→ Task brief: All entries must be repeated exactly; do not include the pictures.

Rows from a figure dataset
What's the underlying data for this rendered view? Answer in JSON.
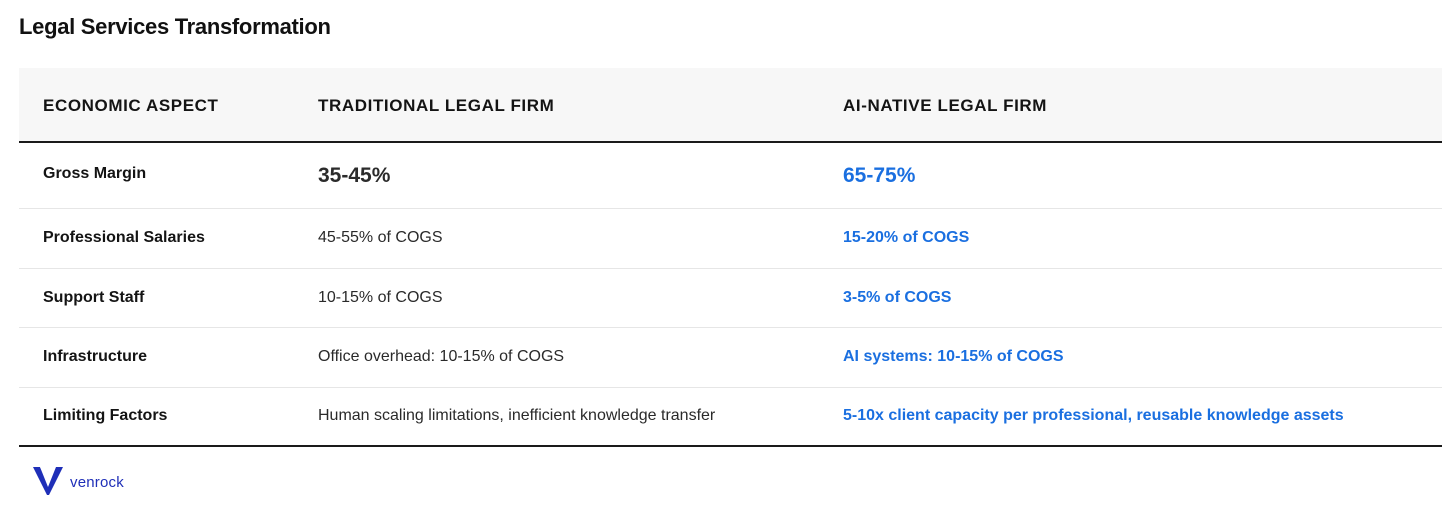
{
  "title": "Legal Services Transformation",
  "table": {
    "headers": [
      "ECONOMIC ASPECT",
      "TRADITIONAL LEGAL FIRM",
      "AI-NATIVE LEGAL FIRM"
    ],
    "rows": [
      {
        "aspect": "Gross Margin",
        "traditional": "35-45%",
        "ai_native": "65-75%"
      },
      {
        "aspect": "Professional Salaries",
        "traditional": "45-55% of COGS",
        "ai_native": "15-20% of COGS"
      },
      {
        "aspect": "Support Staff",
        "traditional": "10-15% of COGS",
        "ai_native": "3-5% of COGS"
      },
      {
        "aspect": "Infrastructure",
        "traditional": "Office overhead: 10-15% of COGS",
        "ai_native": "AI systems: 10-15% of COGS"
      },
      {
        "aspect": "Limiting Factors",
        "traditional": "Human scaling limitations, inefficient knowledge transfer",
        "ai_native": "5-10x client capacity per professional, reusable knowledge assets"
      }
    ]
  },
  "logo": {
    "text": "venrock",
    "icon": "venrock-v-logo-icon",
    "color": "#1f2fb8"
  },
  "colors": {
    "accent": "#1a6fe0",
    "header_bg": "#f7f7f7",
    "rule": "#1a1a1a"
  }
}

→ Answer to the exercise:
What's the underlying data for this rendered view? Answer in JSON.
{
  "title": "Legal Services Transformation",
  "table": {
    "headers": [
      "ECONOMIC ASPECT",
      "TRADITIONAL LEGAL FIRM",
      "AI-NATIVE LEGAL FIRM"
    ],
    "rows": [
      {
        "aspect": "Gross Margin",
        "traditional": "35-45%",
        "ai_native": "65-75%"
      },
      {
        "aspect": "Professional Salaries",
        "traditional": "45-55% of COGS",
        "ai_native": "15-20% of COGS"
      },
      {
        "aspect": "Support Staff",
        "traditional": "10-15% of COGS",
        "ai_native": "3-5% of COGS"
      },
      {
        "aspect": "Infrastructure",
        "traditional": "Office overhead: 10-15% of COGS",
        "ai_native": "AI systems: 10-15% of COGS"
      },
      {
        "aspect": "Limiting Factors",
        "traditional": "Human scaling limitations, inefficient knowledge transfer",
        "ai_native": "5-10x client capacity per professional, reusable knowledge assets"
      }
    ]
  },
  "logo": {
    "text": "venrock",
    "icon": "venrock-v-logo-icon",
    "color": "#1f2fb8"
  },
  "colors": {
    "accent": "#1a6fe0",
    "header_bg": "#f7f7f7",
    "rule": "#1a1a1a"
  }
}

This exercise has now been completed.